STATED TASK:
Which lines hold the word "LEARNING"? Show each of them.

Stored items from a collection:
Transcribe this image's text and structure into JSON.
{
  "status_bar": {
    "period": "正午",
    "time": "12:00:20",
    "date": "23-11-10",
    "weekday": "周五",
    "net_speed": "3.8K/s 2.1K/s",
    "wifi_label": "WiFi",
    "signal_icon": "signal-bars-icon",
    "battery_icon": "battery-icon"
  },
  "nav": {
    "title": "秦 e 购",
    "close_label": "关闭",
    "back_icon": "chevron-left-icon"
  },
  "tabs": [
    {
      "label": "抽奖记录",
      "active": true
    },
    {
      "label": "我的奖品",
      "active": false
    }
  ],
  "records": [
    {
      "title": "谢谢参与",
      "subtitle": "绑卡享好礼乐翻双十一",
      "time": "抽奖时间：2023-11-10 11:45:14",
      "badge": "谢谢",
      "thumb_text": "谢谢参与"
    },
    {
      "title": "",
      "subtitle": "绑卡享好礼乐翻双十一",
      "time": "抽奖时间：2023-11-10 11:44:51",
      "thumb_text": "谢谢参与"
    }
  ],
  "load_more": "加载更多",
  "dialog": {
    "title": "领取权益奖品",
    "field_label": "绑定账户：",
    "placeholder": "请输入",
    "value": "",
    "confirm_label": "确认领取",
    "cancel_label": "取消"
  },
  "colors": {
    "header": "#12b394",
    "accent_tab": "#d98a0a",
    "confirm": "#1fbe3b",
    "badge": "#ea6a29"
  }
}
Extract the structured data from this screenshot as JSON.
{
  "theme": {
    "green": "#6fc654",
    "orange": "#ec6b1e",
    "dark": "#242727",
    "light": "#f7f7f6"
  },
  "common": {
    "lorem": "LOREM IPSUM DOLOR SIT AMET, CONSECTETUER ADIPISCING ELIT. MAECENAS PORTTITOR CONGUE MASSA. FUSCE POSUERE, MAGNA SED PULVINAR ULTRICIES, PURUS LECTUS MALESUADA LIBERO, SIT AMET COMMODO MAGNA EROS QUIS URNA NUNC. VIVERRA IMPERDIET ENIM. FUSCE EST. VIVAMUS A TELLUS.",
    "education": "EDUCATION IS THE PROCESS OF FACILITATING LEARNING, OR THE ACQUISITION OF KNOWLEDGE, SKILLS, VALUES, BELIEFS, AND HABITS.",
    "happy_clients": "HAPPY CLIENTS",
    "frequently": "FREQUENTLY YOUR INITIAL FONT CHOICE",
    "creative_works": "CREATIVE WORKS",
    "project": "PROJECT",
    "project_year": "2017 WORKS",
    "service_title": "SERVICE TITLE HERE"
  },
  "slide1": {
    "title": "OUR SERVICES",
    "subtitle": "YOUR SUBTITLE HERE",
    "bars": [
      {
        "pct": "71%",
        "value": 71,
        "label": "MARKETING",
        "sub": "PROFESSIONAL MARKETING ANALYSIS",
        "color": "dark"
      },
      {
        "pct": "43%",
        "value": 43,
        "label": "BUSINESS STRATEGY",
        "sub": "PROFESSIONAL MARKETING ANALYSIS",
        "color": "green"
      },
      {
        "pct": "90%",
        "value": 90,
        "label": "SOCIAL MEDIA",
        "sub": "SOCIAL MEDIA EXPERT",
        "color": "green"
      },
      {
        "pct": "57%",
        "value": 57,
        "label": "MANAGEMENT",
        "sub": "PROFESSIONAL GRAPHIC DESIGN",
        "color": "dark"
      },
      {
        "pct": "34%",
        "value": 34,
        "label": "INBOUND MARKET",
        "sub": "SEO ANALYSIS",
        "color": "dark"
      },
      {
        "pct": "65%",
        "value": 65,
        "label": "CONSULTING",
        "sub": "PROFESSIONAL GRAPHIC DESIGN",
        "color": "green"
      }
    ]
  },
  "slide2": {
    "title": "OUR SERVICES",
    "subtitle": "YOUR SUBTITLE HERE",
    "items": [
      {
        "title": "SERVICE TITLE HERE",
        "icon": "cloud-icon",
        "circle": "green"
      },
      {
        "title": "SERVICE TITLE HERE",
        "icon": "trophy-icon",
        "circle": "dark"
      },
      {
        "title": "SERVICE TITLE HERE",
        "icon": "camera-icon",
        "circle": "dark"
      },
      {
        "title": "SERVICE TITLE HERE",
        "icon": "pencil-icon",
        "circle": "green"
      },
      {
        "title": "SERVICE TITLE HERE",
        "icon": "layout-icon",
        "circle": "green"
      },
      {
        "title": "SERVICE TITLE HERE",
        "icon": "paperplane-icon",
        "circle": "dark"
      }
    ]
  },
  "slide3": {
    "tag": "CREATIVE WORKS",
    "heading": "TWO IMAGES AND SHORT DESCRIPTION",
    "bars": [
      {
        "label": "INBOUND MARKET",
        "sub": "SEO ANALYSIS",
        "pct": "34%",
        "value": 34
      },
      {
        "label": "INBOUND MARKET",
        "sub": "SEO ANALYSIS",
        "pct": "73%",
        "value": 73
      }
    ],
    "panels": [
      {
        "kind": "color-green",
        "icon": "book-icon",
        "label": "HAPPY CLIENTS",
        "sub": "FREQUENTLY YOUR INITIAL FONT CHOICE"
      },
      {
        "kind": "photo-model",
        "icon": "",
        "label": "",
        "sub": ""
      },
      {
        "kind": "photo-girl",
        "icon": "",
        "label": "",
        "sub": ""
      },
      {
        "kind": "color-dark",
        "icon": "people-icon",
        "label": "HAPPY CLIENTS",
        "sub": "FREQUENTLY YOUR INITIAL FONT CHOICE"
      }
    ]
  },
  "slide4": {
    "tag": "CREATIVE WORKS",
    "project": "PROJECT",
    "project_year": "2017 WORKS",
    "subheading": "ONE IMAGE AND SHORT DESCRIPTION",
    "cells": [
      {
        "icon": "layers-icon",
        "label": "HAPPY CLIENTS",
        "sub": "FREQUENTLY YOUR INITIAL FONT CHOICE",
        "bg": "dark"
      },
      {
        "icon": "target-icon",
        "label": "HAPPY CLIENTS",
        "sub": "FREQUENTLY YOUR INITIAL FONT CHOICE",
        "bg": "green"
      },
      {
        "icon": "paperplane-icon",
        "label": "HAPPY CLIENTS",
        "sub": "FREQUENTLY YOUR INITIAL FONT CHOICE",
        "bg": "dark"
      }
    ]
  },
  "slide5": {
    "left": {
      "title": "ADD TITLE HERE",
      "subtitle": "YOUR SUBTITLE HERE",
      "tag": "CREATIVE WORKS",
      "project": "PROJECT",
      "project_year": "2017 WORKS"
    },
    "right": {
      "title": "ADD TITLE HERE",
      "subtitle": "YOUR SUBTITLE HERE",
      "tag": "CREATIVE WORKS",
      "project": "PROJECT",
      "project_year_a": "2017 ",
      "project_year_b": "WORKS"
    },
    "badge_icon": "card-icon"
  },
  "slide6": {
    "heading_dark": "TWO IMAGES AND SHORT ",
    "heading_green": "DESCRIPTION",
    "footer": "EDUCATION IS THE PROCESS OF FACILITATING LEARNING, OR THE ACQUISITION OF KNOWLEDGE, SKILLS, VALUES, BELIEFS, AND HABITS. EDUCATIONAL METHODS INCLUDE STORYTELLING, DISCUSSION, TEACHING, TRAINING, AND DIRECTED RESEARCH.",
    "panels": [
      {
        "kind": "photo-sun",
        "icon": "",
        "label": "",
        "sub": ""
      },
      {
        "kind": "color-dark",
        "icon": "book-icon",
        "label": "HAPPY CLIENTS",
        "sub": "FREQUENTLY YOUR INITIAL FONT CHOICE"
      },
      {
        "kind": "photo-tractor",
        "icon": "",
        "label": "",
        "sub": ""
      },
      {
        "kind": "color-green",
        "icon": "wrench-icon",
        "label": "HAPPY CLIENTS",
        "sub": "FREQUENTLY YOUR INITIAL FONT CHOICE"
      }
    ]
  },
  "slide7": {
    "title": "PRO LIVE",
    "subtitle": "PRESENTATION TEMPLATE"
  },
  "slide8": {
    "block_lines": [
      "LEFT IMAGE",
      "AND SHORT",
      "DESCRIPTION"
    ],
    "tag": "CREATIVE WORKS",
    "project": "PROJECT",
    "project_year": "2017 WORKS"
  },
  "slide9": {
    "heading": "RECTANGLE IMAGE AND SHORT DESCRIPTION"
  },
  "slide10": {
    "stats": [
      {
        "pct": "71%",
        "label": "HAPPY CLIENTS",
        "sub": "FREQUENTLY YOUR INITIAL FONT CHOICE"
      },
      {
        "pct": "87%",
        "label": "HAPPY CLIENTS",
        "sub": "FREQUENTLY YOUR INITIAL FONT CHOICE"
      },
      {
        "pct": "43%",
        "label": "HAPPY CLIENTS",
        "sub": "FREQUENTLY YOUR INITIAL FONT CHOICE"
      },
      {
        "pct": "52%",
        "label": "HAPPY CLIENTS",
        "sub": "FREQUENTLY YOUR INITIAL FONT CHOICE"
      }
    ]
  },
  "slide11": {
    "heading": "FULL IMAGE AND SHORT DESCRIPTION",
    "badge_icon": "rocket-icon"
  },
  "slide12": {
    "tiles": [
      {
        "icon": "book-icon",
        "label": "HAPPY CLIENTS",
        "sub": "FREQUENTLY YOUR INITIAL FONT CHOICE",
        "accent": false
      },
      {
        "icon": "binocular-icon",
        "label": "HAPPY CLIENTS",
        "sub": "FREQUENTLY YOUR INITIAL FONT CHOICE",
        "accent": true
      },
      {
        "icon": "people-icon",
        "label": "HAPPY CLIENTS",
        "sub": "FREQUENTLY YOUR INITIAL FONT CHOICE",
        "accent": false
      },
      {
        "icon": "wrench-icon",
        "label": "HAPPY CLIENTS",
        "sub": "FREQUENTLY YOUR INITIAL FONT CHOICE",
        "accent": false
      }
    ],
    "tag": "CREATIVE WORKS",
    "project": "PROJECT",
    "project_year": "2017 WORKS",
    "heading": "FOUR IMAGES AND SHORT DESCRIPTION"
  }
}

PROBLEM SOLUTION:
    "education": "EDUCATION IS THE PROCESS OF FACILITATING LEARNING, OR THE ACQUISITION OF KNOWLEDGE, SKILLS, VALUES, BELIEFS, AND HABITS.",
    "footer": "EDUCATION IS THE PROCESS OF FACILITATING LEARNING, OR THE ACQUISITION OF KNOWLEDGE, SKILLS, VALUES, BELIEFS, AND HABITS. EDUCATIONAL METHODS INCLUDE STORYTELLING, DISCUSSION, TEACHING, TRAINING, AND DIRECTED RESEARCH.",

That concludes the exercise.